WHAT YOU HAVE TO DO: Where the word "techniques" occurs in a line, return that line.

MATERIAL FOR THIS EXERCISE:
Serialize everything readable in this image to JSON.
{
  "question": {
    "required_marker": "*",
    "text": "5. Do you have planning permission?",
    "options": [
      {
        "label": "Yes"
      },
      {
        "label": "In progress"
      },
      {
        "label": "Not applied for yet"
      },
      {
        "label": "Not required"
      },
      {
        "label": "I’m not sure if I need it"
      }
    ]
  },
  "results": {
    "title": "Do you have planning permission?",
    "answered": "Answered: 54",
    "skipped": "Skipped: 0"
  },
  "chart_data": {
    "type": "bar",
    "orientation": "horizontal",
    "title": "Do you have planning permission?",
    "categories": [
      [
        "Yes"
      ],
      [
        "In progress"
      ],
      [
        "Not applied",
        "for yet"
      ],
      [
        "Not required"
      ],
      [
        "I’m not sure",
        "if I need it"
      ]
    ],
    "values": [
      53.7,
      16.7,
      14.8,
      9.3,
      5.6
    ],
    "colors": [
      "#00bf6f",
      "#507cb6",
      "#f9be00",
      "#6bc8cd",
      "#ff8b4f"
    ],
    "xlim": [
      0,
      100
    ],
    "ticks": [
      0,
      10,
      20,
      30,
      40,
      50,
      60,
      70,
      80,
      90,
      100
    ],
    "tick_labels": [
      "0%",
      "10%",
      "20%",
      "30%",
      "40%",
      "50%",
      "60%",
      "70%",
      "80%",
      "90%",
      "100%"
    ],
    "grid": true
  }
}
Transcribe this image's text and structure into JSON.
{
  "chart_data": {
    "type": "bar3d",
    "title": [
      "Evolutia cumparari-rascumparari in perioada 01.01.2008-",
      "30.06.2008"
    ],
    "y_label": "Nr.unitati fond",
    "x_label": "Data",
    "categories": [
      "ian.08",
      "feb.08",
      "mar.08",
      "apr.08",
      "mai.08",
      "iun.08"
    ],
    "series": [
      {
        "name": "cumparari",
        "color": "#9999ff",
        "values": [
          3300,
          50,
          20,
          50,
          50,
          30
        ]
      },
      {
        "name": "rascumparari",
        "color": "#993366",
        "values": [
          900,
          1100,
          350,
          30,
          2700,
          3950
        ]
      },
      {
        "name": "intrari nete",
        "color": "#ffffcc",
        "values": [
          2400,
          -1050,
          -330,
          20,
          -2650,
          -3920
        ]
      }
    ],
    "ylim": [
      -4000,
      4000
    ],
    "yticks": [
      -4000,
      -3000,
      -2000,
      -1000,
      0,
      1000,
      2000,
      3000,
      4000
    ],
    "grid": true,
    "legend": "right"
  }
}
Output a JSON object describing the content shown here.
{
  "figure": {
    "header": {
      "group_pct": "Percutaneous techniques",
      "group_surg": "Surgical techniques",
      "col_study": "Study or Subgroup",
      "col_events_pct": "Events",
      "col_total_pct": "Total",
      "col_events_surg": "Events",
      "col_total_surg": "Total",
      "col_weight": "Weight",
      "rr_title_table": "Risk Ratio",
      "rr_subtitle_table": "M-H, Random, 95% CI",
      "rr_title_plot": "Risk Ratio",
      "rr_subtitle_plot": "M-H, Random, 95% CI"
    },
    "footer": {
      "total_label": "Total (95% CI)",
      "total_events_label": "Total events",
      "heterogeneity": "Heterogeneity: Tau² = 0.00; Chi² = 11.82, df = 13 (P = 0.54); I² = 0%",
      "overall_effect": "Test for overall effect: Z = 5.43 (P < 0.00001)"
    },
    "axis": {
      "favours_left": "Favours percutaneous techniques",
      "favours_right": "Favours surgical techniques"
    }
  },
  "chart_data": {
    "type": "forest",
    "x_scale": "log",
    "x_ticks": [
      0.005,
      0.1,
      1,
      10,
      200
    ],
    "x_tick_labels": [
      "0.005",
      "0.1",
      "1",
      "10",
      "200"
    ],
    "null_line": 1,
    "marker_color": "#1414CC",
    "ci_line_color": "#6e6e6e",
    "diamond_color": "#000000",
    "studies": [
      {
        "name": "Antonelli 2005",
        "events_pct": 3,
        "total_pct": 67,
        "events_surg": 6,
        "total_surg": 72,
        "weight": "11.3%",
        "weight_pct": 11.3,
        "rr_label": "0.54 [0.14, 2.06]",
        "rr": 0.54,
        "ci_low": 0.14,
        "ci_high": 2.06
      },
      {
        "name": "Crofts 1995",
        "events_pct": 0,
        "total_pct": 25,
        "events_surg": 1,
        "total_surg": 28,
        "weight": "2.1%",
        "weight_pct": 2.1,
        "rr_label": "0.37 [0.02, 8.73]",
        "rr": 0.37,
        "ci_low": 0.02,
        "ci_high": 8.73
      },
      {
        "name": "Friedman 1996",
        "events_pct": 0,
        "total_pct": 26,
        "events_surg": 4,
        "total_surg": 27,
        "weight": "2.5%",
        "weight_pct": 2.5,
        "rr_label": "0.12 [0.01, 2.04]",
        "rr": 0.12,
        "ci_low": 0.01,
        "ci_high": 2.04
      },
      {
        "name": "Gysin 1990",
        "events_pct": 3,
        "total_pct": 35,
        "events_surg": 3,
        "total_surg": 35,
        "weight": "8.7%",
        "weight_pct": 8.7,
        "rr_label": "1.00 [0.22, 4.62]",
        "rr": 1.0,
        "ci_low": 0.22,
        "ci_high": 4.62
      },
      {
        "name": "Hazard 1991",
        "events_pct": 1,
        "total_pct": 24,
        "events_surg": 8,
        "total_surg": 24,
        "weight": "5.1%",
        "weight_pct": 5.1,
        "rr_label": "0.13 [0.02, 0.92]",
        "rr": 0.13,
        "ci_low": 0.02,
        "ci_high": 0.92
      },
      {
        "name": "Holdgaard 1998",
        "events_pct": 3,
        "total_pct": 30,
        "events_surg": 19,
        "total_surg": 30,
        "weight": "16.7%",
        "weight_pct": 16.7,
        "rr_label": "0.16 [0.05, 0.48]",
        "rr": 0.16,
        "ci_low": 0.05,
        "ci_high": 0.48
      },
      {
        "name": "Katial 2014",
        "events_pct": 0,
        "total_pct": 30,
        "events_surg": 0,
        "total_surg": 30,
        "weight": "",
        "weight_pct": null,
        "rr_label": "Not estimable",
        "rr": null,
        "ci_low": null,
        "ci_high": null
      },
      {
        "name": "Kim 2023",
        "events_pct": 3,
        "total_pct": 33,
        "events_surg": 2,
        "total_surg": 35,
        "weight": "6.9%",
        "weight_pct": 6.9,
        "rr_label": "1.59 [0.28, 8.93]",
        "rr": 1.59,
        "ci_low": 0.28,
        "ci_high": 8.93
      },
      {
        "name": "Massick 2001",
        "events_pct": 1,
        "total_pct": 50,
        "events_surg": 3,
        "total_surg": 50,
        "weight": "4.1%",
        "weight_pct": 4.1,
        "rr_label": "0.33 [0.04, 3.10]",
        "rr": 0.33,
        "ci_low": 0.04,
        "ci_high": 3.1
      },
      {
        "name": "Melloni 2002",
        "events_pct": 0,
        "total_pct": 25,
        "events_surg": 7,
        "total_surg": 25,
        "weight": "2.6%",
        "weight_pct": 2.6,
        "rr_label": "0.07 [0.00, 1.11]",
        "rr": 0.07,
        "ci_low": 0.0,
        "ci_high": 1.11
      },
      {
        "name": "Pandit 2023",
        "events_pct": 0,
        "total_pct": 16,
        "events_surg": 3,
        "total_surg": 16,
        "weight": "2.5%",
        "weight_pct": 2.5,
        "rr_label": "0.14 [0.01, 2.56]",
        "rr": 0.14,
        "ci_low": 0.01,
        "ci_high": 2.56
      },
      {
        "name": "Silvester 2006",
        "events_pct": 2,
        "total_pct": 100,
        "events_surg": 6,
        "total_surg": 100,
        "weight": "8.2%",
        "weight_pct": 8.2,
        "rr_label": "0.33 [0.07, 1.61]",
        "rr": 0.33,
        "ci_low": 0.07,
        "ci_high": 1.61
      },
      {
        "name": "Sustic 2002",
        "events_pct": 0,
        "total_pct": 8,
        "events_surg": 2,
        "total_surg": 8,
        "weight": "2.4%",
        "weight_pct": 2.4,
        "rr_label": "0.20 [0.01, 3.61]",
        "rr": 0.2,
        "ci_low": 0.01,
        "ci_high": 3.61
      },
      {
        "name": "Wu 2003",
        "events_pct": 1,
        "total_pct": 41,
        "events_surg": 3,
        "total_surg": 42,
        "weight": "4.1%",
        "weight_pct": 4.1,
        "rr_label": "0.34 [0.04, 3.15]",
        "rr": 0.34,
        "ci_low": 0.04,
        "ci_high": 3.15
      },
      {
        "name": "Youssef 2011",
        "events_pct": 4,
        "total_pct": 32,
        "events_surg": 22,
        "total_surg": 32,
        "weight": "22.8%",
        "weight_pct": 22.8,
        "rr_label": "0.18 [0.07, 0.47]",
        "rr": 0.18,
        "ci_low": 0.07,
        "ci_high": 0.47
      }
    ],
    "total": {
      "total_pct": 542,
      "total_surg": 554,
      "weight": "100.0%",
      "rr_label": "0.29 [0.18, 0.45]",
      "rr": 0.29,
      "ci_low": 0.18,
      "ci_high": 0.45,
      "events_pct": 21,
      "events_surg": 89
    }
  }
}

WRITTEN RESPONSE:
      "group_pct": "Percutaneous techniques",
      "group_surg": "Surgical techniques",
      "favours_left": "Favours percutaneous techniques",
      "favours_right": "Favours surgical techniques"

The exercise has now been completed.